Recorded data -
==*==

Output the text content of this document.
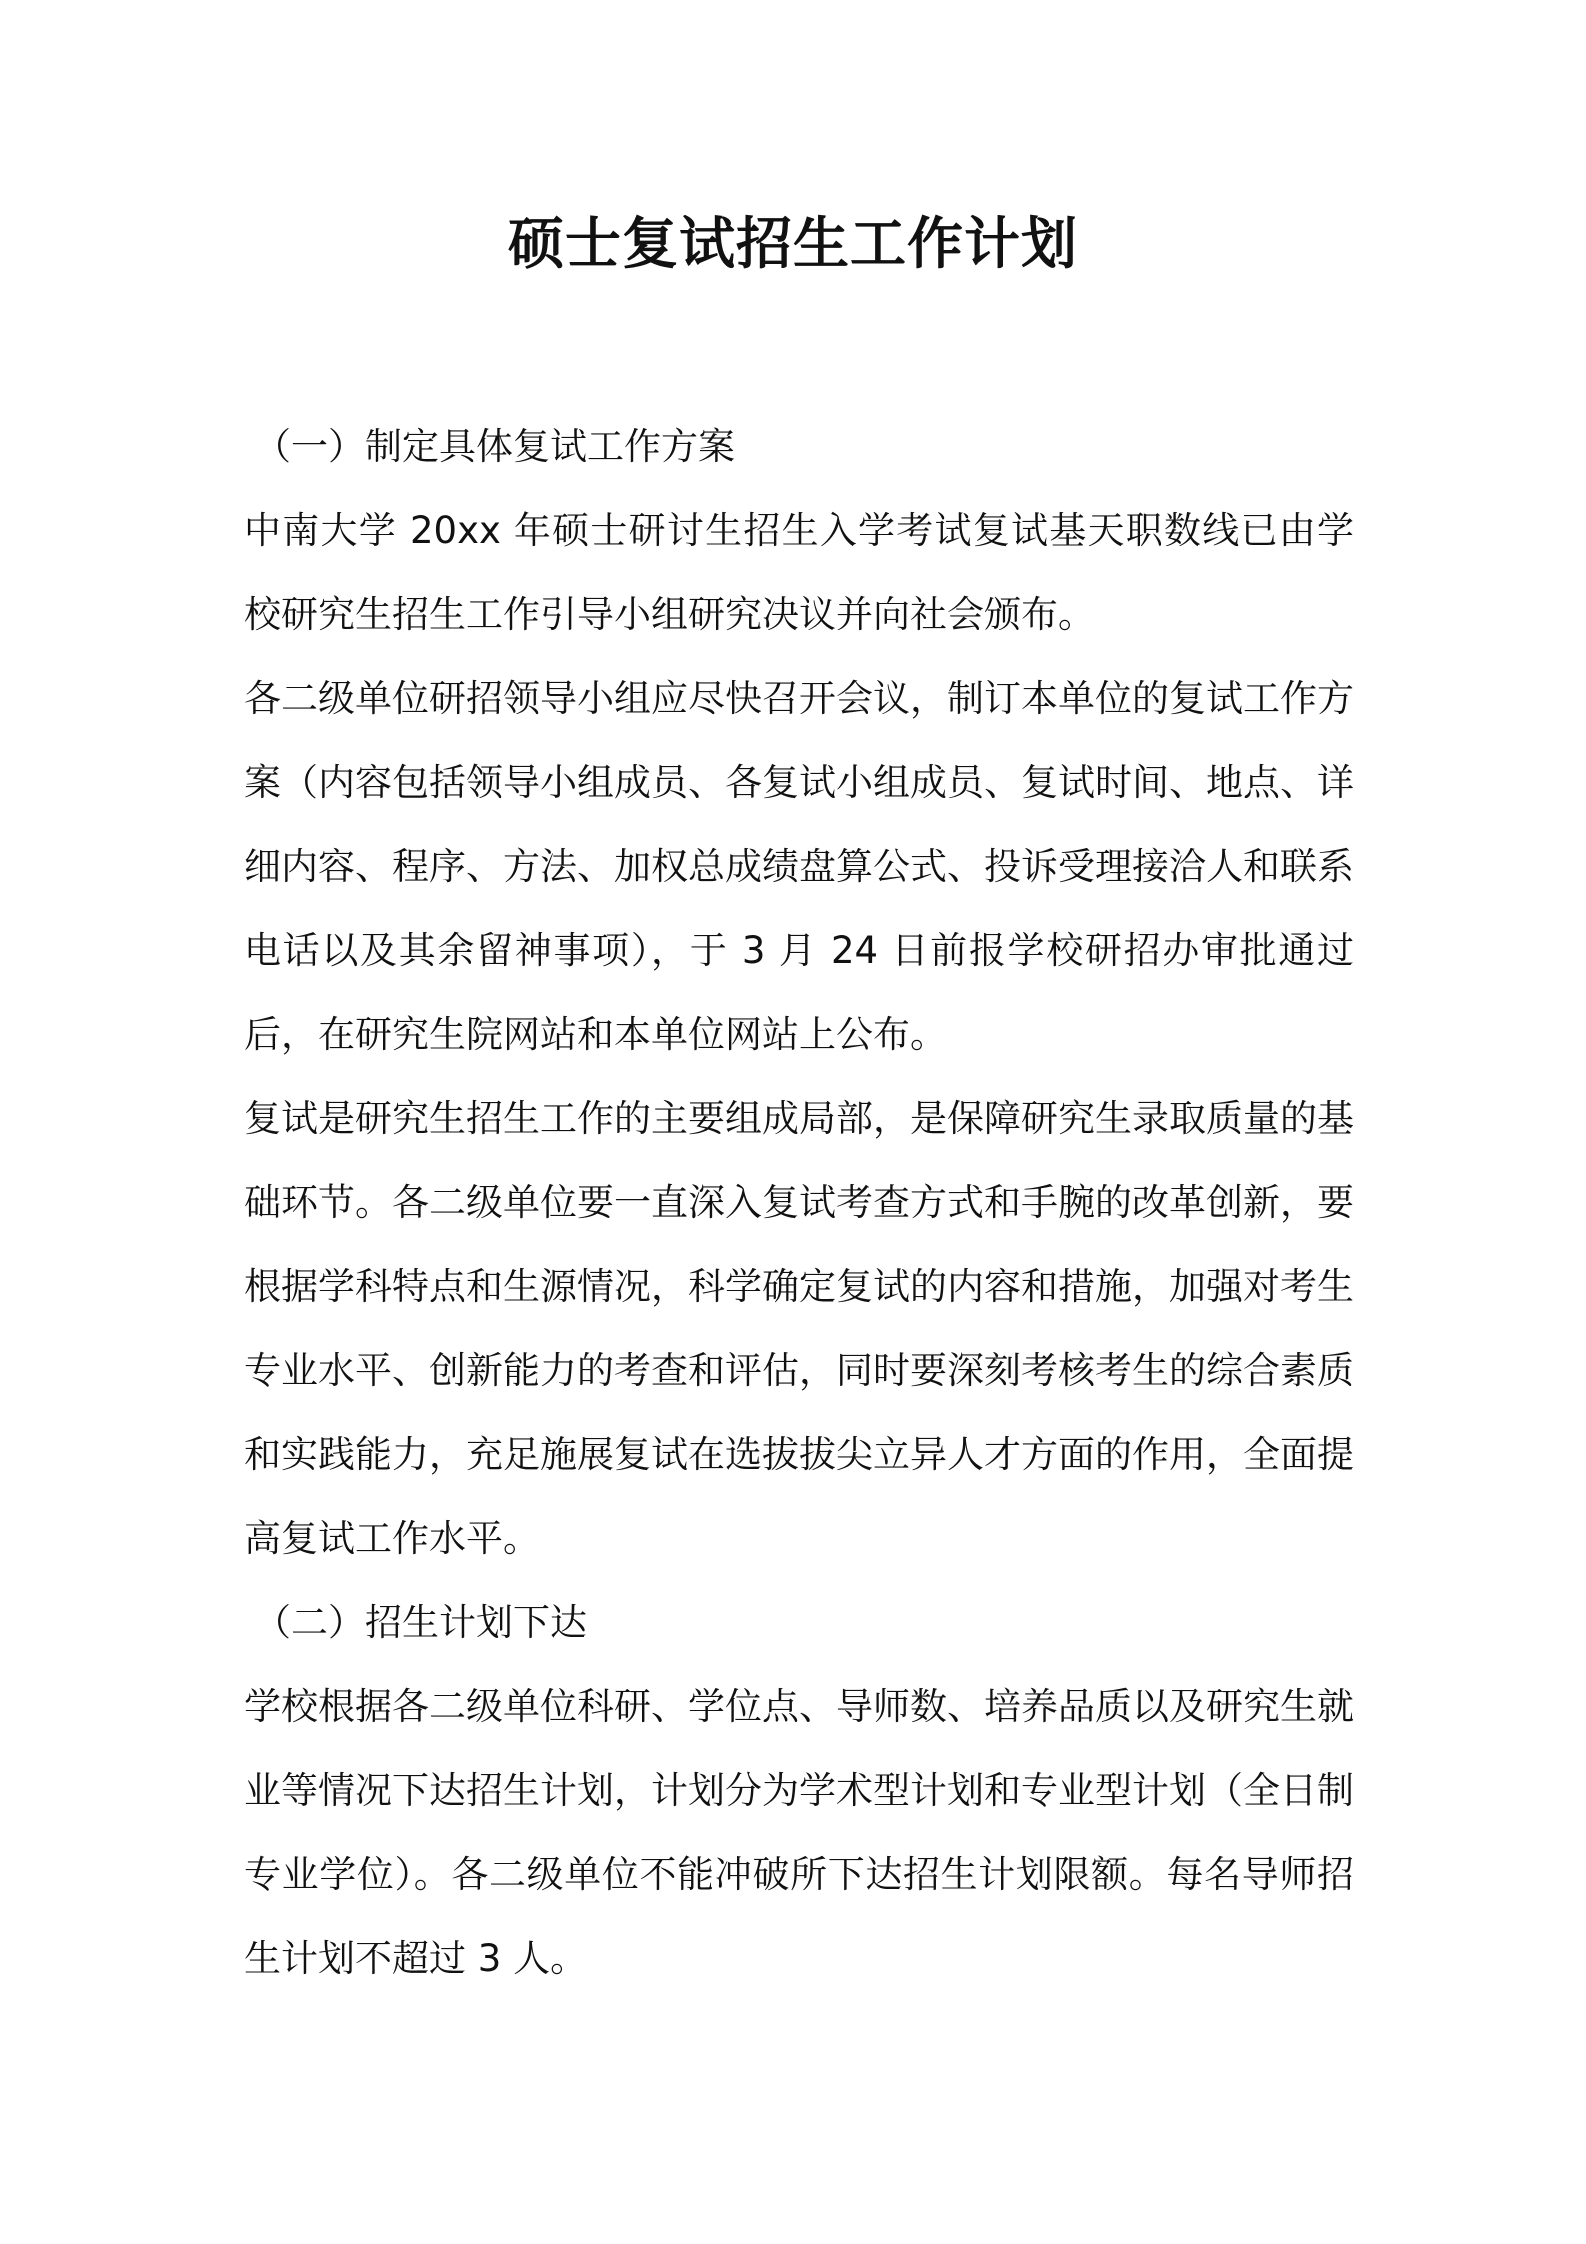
硕士复试招生工作计划

（一）制定具体复试工作方案

中南大学 20xx 年硕士研讨生招生入学考试复试基天职数线已由学校研究生招生工作引导小组研究决议并向社会颁布。

各二级单位研招领导小组应尽快召开会议，制订本单位的复试工作方案（内容包括领导小组成员、各复试小组成员、复试时间、地点、详细内容、程序、方法、加权总成绩盘算公式、投诉受理接洽人和联系电话以及其余留神事项），于 3 月 24 日前报学校研招办审批通过后，在研究生院网站和本单位网站上公布。

复试是研究生招生工作的主要组成局部，是保障研究生录取质量的基础环节。各二级单位要一直深入复试考查方式和手腕的改革创新，要根据学科特点和生源情况，科学确定复试的内容和措施，加强对考生专业水平、创新能力的考查和评估，同时要深刻考核考生的综合素质和实践能力，充足施展复试在选拔拔尖立异人才方面的作用，全面提高复试工作水平。

（二）招生计划下达

学校根据各二级单位科研、学位点、导师数、培养品质以及研究生就业等情况下达招生计划，计划分为学术型计划和专业型计划（全日制专业学位）。各二级单位不能冲破所下达招生计划限额。每名导师招生计划不超过 3 人。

==*==

Work instructions -
Output every entry exactly as given; pictures are not part of the copy.

Final result -
Output the text content of this document.
硕士复试招生工作计划

（一）制定具体复试工作方案

中南大学 20xx 年硕士研讨生招生入学考试复试基天职数线已由学校研究生招生工作引导小组研究决议并向社会颁布。

各二级单位研招领导小组应尽快召开会议，制订本单位的复试工作方案（内容包括领导小组成员、各复试小组成员、复试时间、地点、详细内容、程序、方法、加权总成绩盘算公式、投诉受理接洽人和联系电话以及其余留神事项），于 3 月 24 日前报学校研招办审批通过后，在研究生院网站和本单位网站上公布。

复试是研究生招生工作的主要组成局部，是保障研究生录取质量的基础环节。各二级单位要一直深入复试考查方式和手腕的改革创新，要根据学科特点和生源情况，科学确定复试的内容和措施，加强对考生专业水平、创新能力的考查和评估，同时要深刻考核考生的综合素质和实践能力，充足施展复试在选拔拔尖立异人才方面的作用，全面提高复试工作水平。

（二）招生计划下达

学校根据各二级单位科研、学位点、导师数、培养品质以及研究生就业等情况下达招生计划，计划分为学术型计划和专业型计划（全日制专业学位）。各二级单位不能冲破所下达招生计划限额。每名导师招生计划不超过 3 人。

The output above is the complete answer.